### What the task requires
In full and without deviation, write out the entries that follow.

### Dataset items
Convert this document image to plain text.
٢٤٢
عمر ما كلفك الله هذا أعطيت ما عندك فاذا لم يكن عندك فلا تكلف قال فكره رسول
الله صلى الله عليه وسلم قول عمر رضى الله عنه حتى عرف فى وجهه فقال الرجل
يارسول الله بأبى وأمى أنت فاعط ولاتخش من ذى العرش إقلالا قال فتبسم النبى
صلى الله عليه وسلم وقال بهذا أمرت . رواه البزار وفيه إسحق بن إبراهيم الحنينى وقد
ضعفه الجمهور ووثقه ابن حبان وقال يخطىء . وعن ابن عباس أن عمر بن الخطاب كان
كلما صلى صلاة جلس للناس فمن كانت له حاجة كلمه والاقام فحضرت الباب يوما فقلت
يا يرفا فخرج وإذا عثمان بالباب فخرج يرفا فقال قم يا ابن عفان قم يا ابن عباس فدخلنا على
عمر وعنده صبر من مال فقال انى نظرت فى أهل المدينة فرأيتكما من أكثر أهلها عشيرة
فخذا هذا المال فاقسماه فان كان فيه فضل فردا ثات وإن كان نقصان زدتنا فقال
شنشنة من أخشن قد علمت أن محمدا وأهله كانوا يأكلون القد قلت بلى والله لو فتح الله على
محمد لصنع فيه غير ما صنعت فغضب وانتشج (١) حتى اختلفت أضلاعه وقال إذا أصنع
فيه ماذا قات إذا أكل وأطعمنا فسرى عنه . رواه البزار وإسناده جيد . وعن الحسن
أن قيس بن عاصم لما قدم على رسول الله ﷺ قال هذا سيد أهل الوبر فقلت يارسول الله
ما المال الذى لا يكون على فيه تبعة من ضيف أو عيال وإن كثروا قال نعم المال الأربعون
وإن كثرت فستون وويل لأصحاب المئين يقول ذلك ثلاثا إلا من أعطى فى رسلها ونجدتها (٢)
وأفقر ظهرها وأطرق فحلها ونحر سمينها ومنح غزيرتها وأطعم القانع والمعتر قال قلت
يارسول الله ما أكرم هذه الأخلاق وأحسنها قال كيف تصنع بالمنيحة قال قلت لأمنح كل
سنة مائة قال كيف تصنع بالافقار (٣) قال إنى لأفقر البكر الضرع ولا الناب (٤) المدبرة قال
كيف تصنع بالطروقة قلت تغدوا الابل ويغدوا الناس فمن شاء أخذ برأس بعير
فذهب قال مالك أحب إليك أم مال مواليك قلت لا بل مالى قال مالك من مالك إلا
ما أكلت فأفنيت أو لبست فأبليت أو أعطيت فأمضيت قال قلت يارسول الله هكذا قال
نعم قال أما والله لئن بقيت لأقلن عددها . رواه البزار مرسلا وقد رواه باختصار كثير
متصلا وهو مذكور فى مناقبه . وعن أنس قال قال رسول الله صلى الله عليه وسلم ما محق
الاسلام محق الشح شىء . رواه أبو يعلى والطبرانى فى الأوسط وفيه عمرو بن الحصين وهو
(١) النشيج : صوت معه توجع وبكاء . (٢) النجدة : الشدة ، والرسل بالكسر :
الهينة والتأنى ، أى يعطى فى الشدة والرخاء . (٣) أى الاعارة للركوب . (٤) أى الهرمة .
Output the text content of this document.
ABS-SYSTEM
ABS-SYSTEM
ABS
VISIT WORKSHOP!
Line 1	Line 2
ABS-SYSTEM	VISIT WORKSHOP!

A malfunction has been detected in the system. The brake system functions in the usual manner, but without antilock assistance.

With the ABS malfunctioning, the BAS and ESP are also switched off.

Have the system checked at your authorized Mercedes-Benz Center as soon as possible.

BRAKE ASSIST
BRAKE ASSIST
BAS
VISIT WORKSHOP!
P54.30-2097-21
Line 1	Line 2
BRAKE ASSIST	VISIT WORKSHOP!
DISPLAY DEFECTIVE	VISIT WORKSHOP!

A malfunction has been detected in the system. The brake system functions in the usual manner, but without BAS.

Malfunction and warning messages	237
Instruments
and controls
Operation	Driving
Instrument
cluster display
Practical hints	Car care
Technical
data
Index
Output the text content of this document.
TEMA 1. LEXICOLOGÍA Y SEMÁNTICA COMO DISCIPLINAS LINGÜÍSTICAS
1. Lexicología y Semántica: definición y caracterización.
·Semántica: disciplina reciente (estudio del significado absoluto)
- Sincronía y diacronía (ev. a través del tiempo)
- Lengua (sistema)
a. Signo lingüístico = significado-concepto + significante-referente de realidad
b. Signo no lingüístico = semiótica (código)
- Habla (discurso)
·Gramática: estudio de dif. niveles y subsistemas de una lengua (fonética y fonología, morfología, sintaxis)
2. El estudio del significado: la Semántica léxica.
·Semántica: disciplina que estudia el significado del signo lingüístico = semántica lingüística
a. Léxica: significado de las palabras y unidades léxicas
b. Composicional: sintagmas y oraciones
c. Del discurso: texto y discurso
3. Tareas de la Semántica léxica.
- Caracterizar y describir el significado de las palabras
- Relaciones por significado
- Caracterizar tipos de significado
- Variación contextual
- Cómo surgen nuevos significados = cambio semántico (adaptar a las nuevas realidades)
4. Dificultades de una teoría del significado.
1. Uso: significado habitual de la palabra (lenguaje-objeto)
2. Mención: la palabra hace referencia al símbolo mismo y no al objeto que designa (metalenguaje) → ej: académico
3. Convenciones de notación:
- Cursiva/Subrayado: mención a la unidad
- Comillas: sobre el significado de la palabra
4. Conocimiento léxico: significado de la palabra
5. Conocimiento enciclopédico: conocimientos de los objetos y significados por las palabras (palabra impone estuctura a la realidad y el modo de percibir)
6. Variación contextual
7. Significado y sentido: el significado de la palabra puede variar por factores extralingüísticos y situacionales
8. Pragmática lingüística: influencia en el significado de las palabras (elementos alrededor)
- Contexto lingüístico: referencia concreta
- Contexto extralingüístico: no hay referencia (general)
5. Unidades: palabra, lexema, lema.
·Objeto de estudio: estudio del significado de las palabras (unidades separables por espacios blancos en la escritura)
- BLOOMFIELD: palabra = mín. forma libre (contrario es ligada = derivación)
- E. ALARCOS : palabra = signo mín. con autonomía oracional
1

### Complete answer
Convert this document image to plain text.
٢٤٢
عمر ما كلفك الله هذا أعطيت ما عندك فاذا لم يكن عندك فلا تكلف قال فكره رسول
الله صلى الله عليه وسلم قول عمر رضى الله عنه حتى عرف فى وجهه فقال الرجل
يارسول الله بأبى وأمى أنت فاعط ولاتخش من ذى العرش إقلالا قال فتبسم النبى
صلى الله عليه وسلم وقال بهذا أمرت . رواه البزار وفيه إسحق بن إبراهيم الحنينى وقد
ضعفه الجمهور ووثقه ابن حبان وقال يخطىء . وعن ابن عباس أن عمر بن الخطاب كان
كلما صلى صلاة جلس للناس فمن كانت له حاجة كلمه والاقام فحضرت الباب يوما فقلت
يا يرفا فخرج وإذا عثمان بالباب فخرج يرفا فقال قم يا ابن عفان قم يا ابن عباس فدخلنا على
عمر وعنده صبر من مال فقال انى نظرت فى أهل المدينة فرأيتكما من أكثر أهلها عشيرة
فخذا هذا المال فاقسماه فان كان فيه فضل فردا ثات وإن كان نقصان زدتنا فقال
شنشنة من أخشن قد علمت أن محمدا وأهله كانوا يأكلون القد قلت بلى والله لو فتح الله على
محمد لصنع فيه غير ما صنعت فغضب وانتشج (١) حتى اختلفت أضلاعه وقال إذا أصنع
فيه ماذا قات إذا أكل وأطعمنا فسرى عنه . رواه البزار وإسناده جيد . وعن الحسن
أن قيس بن عاصم لما قدم على رسول الله ﷺ قال هذا سيد أهل الوبر فقلت يارسول الله
ما المال الذى لا يكون على فيه تبعة من ضيف أو عيال وإن كثروا قال نعم المال الأربعون
وإن كثرت فستون وويل لأصحاب المئين يقول ذلك ثلاثا إلا من أعطى فى رسلها ونجدتها (٢)
وأفقر ظهرها وأطرق فحلها ونحر سمينها ومنح غزيرتها وأطعم القانع والمعتر قال قلت
يارسول الله ما أكرم هذه الأخلاق وأحسنها قال كيف تصنع بالمنيحة قال قلت لأمنح كل
سنة مائة قال كيف تصنع بالافقار (٣) قال إنى لأفقر البكر الضرع ولا الناب (٤) المدبرة قال
كيف تصنع بالطروقة قلت تغدوا الابل ويغدوا الناس فمن شاء أخذ برأس بعير
فذهب قال مالك أحب إليك أم مال مواليك قلت لا بل مالى قال مالك من مالك إلا
ما أكلت فأفنيت أو لبست فأبليت أو أعطيت فأمضيت قال قلت يارسول الله هكذا قال
نعم قال أما والله لئن بقيت لأقلن عددها . رواه البزار مرسلا وقد رواه باختصار كثير
متصلا وهو مذكور فى مناقبه . وعن أنس قال قال رسول الله صلى الله عليه وسلم ما محق
الاسلام محق الشح شىء . رواه أبو يعلى والطبرانى فى الأوسط وفيه عمرو بن الحصين وهو
(١) النشيج : صوت معه توجع وبكاء . (٢) النجدة : الشدة ، والرسل بالكسر :
الهينة والتأنى ، أى يعطى فى الشدة والرخاء . (٣) أى الاعارة للركوب . (٤) أى الهرمة .
Output the text content of this document.
ABS-SYSTEM
ABS-SYSTEM
ABS
VISIT WORKSHOP!
Line 1	Line 2
ABS-SYSTEM	VISIT WORKSHOP!

A malfunction has been detected in the system. The brake system functions in the usual manner, but without antilock assistance.

With the ABS malfunctioning, the BAS and ESP are also switched off.

Have the system checked at your authorized Mercedes-Benz Center as soon as possible.

BRAKE ASSIST
BRAKE ASSIST
BAS
VISIT WORKSHOP!
P54.30-2097-21
Line 1	Line 2
BRAKE ASSIST	VISIT WORKSHOP!
DISPLAY DEFECTIVE	VISIT WORKSHOP!

A malfunction has been detected in the system. The brake system functions in the usual manner, but without BAS.

Malfunction and warning messages	237
Instruments
and controls
Operation	Driving
Instrument
cluster display
Practical hints	Car care
Technical
data
Index
Output the text content of this document.
TEMA 1. LEXICOLOGÍA Y SEMÁNTICA COMO DISCIPLINAS LINGÜÍSTICAS
1. Lexicología y Semántica: definición y caracterización.
·Semántica: disciplina reciente (estudio del significado absoluto)
- Sincronía y diacronía (ev. a través del tiempo)
- Lengua (sistema)
a. Signo lingüístico = significado-concepto + significante-referente de realidad
b. Signo no lingüístico = semiótica (código)
- Habla (discurso)
·Gramática: estudio de dif. niveles y subsistemas de una lengua (fonética y fonología, morfología, sintaxis)
2. El estudio del significado: la Semántica léxica.
·Semántica: disciplina que estudia el significado del signo lingüístico = semántica lingüística
a. Léxica: significado de las palabras y unidades léxicas
b. Composicional: sintagmas y oraciones
c. Del discurso: texto y discurso
3. Tareas de la Semántica léxica.
- Caracterizar y describir el significado de las palabras
- Relaciones por significado
- Caracterizar tipos de significado
- Variación contextual
- Cómo surgen nuevos significados = cambio semántico (adaptar a las nuevas realidades)
4. Dificultades de una teoría del significado.
1. Uso: significado habitual de la palabra (lenguaje-objeto)
2. Mención: la palabra hace referencia al símbolo mismo y no al objeto que designa (metalenguaje) → ej: académico
3. Convenciones de notación:
- Cursiva/Subrayado: mención a la unidad
- Comillas: sobre el significado de la palabra
4. Conocimiento léxico: significado de la palabra
5. Conocimiento enciclopédico: conocimientos de los objetos y significados por las palabras (palabra impone estuctura a la realidad y el modo de percibir)
6. Variación contextual
7. Significado y sentido: el significado de la palabra puede variar por factores extralingüísticos y situacionales
8. Pragmática lingüística: influencia en el significado de las palabras (elementos alrededor)
- Contexto lingüístico: referencia concreta
- Contexto extralingüístico: no hay referencia (general)
5. Unidades: palabra, lexema, lema.
·Objeto de estudio: estudio del significado de las palabras (unidades separables por espacios blancos en la escritura)
- BLOOMFIELD: palabra = mín. forma libre (contrario es ligada = derivación)
- E. ALARCOS : palabra = signo mín. con autonomía oracional
1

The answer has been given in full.